(Collected data)

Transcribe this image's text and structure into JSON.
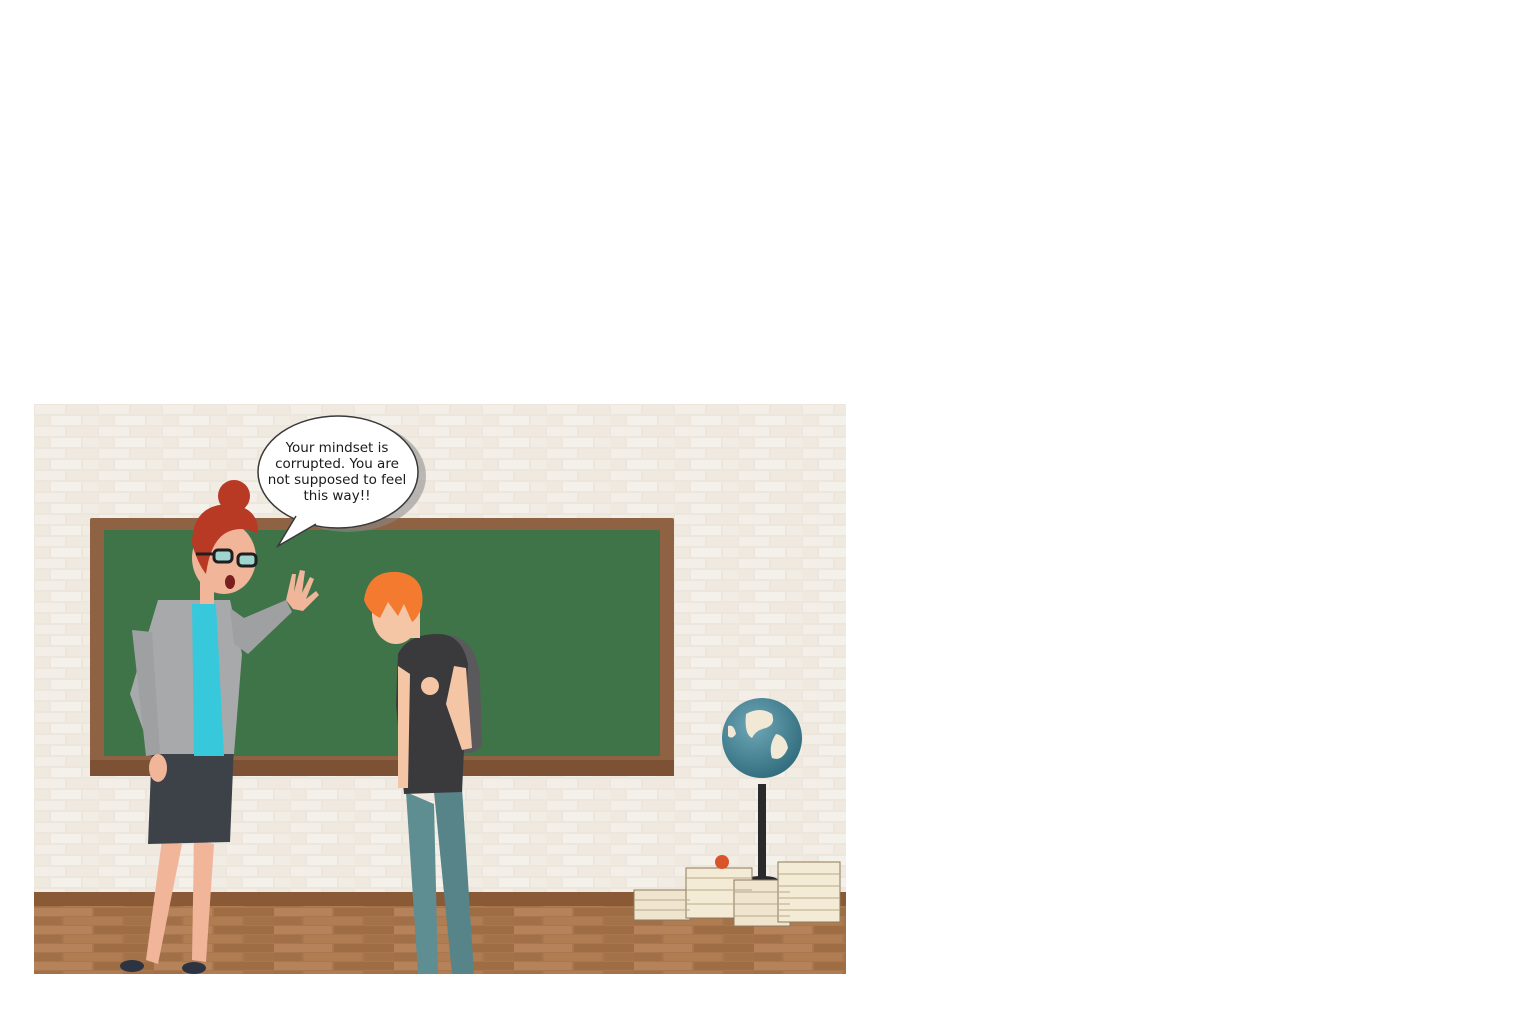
{
  "scene": {
    "speech_bubble": {
      "text": "Your mindset is corrupted. You are not supposed to feel this way!!"
    },
    "icons": [
      "teacher-figure",
      "student-figure",
      "chalkboard",
      "globe",
      "book-stacks",
      "apple"
    ]
  }
}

## DIRECTION
Repeat the data in full and exactly. Omit pictures.

## FULL ANSWER
Transcribe this image's text and structure into JSON.
{
  "scene": {
    "speech_bubble": {
      "text": "Your mindset is corrupted. You are not supposed to feel this way!!"
    },
    "icons": [
      "teacher-figure",
      "student-figure",
      "chalkboard",
      "globe",
      "book-stacks",
      "apple"
    ]
  }
}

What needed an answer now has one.